**Work order 1**
Answer these questions using the article on The Long Memory:
(a) How many years did Philip Davidson spend in prison?
(b) Which film producer acquired the film rights?
(c) Which company published the novel in the US?
**Work order 2**
Repeat word for word the stretch of the article on The Long Memory from "The Long Memory is" through "Docklands of London.".

The Long Memory
- First edition (US)
- Author: Howard Clewes
- Language: English
- Genre: Crime
- Publisher: Macmillan (UK) Doubleday (US)
- Publication date: 1951
- Publication place: United Kingdom
- Media type: Print

= The Long Memory (novel) =

1951 novel

The Long Memory is a 1951 crime novel by the British writer Howard Clewes. After seventeen years in prison for his role in a murder, Philip Davidson returns to his former haunt on the Kent side of the River Thames. He takes up residence in a derelict barge and plans his revenge against those who saw him sent to jail for a crime he did not commit. His progress is kept under observation by Bob Lowther, a police officer who married Davidson's girlfriend after he was convicted. Lowther has risen in the force since then, but has long had nagging doubts that his wife may have committed perjury. Davidson's bitterness against those who have wronged him is offset by his meeting of a young refugee woman who is equally an outsider in society. The story concludes with Davidson finding that the man he supposedly killed is alive and well in the Docklands of London.

==Film adaptation==
In 1953 it was adapted into the British film noir The Long Memory directed by Robert Hamer and starring John Mills, John McCallum and Elizabeth Sellars. The film rights were acquired quickly after the book's publication by film producer Hugh Stewart. The film shifted the central focus from the police officer to the victim of injustice Philip Davidson.

==Bibliography==
- Goble, Alan. The Complete Index to Literary Sources in Film. Walter de Gruyter, 1999.
- McFarlane, Brian. The Cinema of Britain and Ireland. Wallflower Press, 2005.

(Structured page parsing data)

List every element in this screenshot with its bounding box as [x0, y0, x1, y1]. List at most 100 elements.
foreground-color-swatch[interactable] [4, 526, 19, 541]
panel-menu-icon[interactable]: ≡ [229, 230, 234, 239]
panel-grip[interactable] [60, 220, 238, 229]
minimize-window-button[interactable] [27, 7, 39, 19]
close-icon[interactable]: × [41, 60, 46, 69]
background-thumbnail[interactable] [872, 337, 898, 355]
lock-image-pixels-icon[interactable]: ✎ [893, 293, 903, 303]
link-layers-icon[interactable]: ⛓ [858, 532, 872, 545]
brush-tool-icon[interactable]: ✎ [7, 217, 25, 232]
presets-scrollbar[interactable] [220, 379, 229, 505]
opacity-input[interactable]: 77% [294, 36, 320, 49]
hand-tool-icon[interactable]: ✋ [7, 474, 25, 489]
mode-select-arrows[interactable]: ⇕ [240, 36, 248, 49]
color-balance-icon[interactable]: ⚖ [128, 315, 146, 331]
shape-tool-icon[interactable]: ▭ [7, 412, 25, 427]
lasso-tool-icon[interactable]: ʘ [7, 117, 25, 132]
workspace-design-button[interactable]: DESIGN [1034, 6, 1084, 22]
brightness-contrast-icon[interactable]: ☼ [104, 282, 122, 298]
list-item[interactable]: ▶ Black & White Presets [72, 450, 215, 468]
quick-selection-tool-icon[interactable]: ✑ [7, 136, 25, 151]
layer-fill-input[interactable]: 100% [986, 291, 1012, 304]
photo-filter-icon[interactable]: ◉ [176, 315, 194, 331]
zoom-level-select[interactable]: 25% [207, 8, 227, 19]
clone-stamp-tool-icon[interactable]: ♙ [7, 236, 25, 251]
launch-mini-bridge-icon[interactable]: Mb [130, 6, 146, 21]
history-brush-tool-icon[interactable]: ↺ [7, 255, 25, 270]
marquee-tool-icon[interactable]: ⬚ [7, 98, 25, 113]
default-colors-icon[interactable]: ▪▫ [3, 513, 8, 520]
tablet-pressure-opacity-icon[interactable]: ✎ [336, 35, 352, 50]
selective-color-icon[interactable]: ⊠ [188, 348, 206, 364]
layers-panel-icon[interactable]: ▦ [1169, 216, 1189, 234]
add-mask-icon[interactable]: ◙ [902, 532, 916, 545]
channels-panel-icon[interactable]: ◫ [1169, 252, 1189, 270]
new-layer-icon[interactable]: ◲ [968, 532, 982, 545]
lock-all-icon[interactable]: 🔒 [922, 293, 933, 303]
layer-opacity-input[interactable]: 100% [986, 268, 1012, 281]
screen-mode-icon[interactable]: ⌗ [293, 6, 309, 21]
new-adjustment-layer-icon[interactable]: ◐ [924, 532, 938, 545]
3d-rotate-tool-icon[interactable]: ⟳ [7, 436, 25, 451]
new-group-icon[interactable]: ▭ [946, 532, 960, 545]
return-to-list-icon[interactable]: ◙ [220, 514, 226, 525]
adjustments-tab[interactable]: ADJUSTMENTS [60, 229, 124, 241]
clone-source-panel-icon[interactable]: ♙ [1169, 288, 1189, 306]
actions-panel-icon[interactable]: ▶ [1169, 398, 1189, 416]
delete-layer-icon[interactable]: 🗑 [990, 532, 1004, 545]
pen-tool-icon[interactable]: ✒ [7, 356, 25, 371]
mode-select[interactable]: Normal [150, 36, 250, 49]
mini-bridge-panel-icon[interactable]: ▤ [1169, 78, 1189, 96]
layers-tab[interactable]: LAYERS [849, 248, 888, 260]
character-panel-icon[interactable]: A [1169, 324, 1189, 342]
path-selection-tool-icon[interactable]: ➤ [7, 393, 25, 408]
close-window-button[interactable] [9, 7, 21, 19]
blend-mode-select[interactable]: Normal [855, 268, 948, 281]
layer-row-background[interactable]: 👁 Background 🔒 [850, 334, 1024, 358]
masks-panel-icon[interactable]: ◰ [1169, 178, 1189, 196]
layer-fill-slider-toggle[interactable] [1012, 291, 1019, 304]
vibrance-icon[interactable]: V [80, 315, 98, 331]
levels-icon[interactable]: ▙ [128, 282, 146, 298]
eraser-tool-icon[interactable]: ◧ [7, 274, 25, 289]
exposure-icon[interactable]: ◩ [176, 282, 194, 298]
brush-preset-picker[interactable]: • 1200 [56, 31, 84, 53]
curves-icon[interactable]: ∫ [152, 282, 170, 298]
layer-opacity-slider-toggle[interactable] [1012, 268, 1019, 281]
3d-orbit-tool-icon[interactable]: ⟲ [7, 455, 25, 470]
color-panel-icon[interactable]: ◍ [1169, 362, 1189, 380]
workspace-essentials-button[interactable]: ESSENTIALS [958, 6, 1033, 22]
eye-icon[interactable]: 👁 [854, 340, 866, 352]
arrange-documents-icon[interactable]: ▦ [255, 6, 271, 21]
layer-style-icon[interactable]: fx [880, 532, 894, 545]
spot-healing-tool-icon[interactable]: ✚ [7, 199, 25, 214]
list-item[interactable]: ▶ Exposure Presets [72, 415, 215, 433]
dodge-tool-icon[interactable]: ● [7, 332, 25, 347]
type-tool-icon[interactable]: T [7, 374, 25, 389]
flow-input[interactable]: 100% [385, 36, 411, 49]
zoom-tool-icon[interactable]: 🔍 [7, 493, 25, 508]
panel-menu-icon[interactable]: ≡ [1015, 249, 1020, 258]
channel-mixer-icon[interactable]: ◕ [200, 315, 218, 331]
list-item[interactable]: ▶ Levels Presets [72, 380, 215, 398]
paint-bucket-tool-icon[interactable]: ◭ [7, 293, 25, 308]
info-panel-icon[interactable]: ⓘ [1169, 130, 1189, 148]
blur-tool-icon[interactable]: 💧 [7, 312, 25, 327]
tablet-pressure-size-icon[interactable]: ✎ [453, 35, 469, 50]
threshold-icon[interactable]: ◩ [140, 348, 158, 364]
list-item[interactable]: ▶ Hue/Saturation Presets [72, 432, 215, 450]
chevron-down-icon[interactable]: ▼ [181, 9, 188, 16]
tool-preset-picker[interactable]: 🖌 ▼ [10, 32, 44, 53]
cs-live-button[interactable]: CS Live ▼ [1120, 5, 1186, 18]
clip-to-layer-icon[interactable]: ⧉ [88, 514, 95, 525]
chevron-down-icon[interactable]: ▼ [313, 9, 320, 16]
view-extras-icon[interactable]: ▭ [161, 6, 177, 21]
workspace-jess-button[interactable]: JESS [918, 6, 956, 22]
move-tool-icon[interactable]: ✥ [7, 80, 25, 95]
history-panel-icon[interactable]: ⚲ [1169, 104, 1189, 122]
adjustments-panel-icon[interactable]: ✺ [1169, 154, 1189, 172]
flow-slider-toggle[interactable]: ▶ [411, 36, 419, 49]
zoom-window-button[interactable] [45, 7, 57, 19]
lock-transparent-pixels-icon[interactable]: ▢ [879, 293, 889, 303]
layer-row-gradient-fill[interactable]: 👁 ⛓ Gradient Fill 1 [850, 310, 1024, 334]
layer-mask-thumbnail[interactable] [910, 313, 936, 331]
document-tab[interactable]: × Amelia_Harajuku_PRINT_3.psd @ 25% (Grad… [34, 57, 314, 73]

**Expected output 1**
(a) Seventeen years.
(b) Hugh Stewart.
(c) Doubleday.

**Expected output 2**
The Long Memory is a 1951 crime novel by the British writer Howard Clewes. After seventeen years in prison for his role in a murder, Philip Davidson returns to his former haunt on the Kent side of the River Thames. He takes up residence in a derelict barge and plans his revenge against those who saw him sent to jail for a crime he did not commit. His progress is kept under observation by Bob Lowther, a police officer who married Davidson's girlfriend after he was convicted. Lowther has risen in the force since then, but has long had nagging doubts that his wife may have committed perjury. Davidson's bitterness against those who have wronged him is offset by his meeting of a young refugee woman who is equally an outsider in society. The story concludes with Davidson finding that the man he supposedly killed is alive and well in the Docklands of London.